> [Stated exercise]
Please output the lines shown below exactly as they appear.

> [Input]
# # #
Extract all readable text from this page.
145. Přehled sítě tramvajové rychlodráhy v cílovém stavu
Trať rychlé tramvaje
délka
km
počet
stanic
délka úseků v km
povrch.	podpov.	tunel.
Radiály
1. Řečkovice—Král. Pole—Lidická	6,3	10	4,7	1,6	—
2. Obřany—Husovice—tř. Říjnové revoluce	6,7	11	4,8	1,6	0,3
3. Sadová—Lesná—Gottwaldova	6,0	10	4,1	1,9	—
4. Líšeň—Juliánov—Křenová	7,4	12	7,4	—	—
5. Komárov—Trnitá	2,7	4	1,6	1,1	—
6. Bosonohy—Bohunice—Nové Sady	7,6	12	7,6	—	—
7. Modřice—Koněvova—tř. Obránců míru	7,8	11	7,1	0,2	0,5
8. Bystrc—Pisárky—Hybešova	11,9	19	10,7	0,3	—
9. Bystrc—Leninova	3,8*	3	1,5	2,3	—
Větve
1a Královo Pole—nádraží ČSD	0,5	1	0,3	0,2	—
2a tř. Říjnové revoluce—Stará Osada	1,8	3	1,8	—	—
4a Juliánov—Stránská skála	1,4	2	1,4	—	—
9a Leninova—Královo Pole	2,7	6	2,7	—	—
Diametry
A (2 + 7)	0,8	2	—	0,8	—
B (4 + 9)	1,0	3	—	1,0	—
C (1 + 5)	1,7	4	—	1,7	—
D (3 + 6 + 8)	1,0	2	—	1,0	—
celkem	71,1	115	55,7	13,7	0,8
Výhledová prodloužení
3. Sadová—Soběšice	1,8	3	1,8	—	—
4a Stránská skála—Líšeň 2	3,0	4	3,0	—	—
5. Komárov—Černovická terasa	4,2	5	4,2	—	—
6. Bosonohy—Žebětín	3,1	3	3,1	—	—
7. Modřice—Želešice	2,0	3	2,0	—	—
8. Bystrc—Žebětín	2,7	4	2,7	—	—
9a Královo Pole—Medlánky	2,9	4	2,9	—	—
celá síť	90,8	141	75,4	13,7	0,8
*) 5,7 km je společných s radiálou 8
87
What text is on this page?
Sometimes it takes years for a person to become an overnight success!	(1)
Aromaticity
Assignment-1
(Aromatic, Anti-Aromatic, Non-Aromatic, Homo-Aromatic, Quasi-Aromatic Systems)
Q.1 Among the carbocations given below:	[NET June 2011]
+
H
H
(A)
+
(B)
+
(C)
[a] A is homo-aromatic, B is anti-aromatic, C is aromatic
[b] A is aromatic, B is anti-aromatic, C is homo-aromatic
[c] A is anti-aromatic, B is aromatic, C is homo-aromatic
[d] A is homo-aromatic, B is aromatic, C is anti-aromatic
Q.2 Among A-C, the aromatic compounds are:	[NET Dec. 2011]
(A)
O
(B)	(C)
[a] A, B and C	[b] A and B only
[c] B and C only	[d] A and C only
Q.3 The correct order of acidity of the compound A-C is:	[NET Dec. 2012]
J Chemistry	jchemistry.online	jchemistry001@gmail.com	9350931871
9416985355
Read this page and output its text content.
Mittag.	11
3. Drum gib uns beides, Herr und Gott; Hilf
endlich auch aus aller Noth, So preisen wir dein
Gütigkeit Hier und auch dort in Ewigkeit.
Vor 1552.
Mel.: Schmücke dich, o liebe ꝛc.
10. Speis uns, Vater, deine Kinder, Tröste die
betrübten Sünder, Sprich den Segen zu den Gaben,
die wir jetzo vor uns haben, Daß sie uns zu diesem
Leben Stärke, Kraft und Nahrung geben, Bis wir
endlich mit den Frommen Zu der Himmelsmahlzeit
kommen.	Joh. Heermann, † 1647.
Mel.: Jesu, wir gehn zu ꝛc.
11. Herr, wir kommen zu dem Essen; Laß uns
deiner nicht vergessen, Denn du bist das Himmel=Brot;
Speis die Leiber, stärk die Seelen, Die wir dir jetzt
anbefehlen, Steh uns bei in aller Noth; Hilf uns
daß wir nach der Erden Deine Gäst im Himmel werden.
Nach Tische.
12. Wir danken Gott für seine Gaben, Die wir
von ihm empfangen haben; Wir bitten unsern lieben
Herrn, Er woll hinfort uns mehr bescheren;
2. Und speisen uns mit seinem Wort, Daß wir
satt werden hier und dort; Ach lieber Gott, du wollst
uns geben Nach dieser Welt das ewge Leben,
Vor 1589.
# # #
> [Result of this task]
Extract all readable text from this page.
145. Přehled sítě tramvajové rychlodráhy v cílovém stavu
Trať rychlé tramvaje
délka
km
počet
stanic
délka úseků v km
povrch.	podpov.	tunel.
Radiály
1. Řečkovice—Král. Pole—Lidická	6,3	10	4,7	1,6	—
2. Obřany—Husovice—tř. Říjnové revoluce	6,7	11	4,8	1,6	0,3
3. Sadová—Lesná—Gottwaldova	6,0	10	4,1	1,9	—
4. Líšeň—Juliánov—Křenová	7,4	12	7,4	—	—
5. Komárov—Trnitá	2,7	4	1,6	1,1	—
6. Bosonohy—Bohunice—Nové Sady	7,6	12	7,6	—	—
7. Modřice—Koněvova—tř. Obránců míru	7,8	11	7,1	0,2	0,5
8. Bystrc—Pisárky—Hybešova	11,9	19	10,7	0,3	—
9. Bystrc—Leninova	3,8*	3	1,5	2,3	—
Větve
1a Královo Pole—nádraží ČSD	0,5	1	0,3	0,2	—
2a tř. Říjnové revoluce—Stará Osada	1,8	3	1,8	—	—
4a Juliánov—Stránská skála	1,4	2	1,4	—	—
9a Leninova—Královo Pole	2,7	6	2,7	—	—
Diametry
A (2 + 7)	0,8	2	—	0,8	—
B (4 + 9)	1,0	3	—	1,0	—
C (1 + 5)	1,7	4	—	1,7	—
D (3 + 6 + 8)	1,0	2	—	1,0	—
celkem	71,1	115	55,7	13,7	0,8
Výhledová prodloužení
3. Sadová—Soběšice	1,8	3	1,8	—	—
4a Stránská skála—Líšeň 2	3,0	4	3,0	—	—
5. Komárov—Černovická terasa	4,2	5	4,2	—	—
6. Bosonohy—Žebětín	3,1	3	3,1	—	—
7. Modřice—Želešice	2,0	3	2,0	—	—
8. Bystrc—Žebětín	2,7	4	2,7	—	—
9a Královo Pole—Medlánky	2,9	4	2,9	—	—
celá síť	90,8	141	75,4	13,7	0,8
*) 5,7 km je společných s radiálou 8
87
What text is on this page?
Sometimes it takes years for a person to become an overnight success!	(1)
Aromaticity
Assignment-1
(Aromatic, Anti-Aromatic, Non-Aromatic, Homo-Aromatic, Quasi-Aromatic Systems)
Q.1 Among the carbocations given below:	[NET June 2011]
+
H
H
(A)
+
(B)
+
(C)
[a] A is homo-aromatic, B is anti-aromatic, C is aromatic
[b] A is aromatic, B is anti-aromatic, C is homo-aromatic
[c] A is anti-aromatic, B is aromatic, C is homo-aromatic
[d] A is homo-aromatic, B is aromatic, C is anti-aromatic
Q.2 Among A-C, the aromatic compounds are:	[NET Dec. 2011]
(A)
O
(B)	(C)
[a] A, B and C	[b] A and B only
[c] B and C only	[d] A and C only
Q.3 The correct order of acidity of the compound A-C is:	[NET Dec. 2012]
J Chemistry	jchemistry.online	jchemistry001@gmail.com	9350931871
9416985355
Read this page and output its text content.
Mittag.	11
3. Drum gib uns beides, Herr und Gott; Hilf
endlich auch aus aller Noth, So preisen wir dein
Gütigkeit Hier und auch dort in Ewigkeit.
Vor 1552.
Mel.: Schmücke dich, o liebe ꝛc.
10. Speis uns, Vater, deine Kinder, Tröste die
betrübten Sünder, Sprich den Segen zu den Gaben,
die wir jetzo vor uns haben, Daß sie uns zu diesem
Leben Stärke, Kraft und Nahrung geben, Bis wir
endlich mit den Frommen Zu der Himmelsmahlzeit
kommen.	Joh. Heermann, † 1647.
Mel.: Jesu, wir gehn zu ꝛc.
11. Herr, wir kommen zu dem Essen; Laß uns
deiner nicht vergessen, Denn du bist das Himmel=Brot;
Speis die Leiber, stärk die Seelen, Die wir dir jetzt
anbefehlen, Steh uns bei in aller Noth; Hilf uns
daß wir nach der Erden Deine Gäst im Himmel werden.
Nach Tische.
12. Wir danken Gott für seine Gaben, Die wir
von ihm empfangen haben; Wir bitten unsern lieben
Herrn, Er woll hinfort uns mehr bescheren;
2. Und speisen uns mit seinem Wort, Daß wir
satt werden hier und dort; Ach lieber Gott, du wollst
uns geben Nach dieser Welt das ewge Leben,
Vor 1589.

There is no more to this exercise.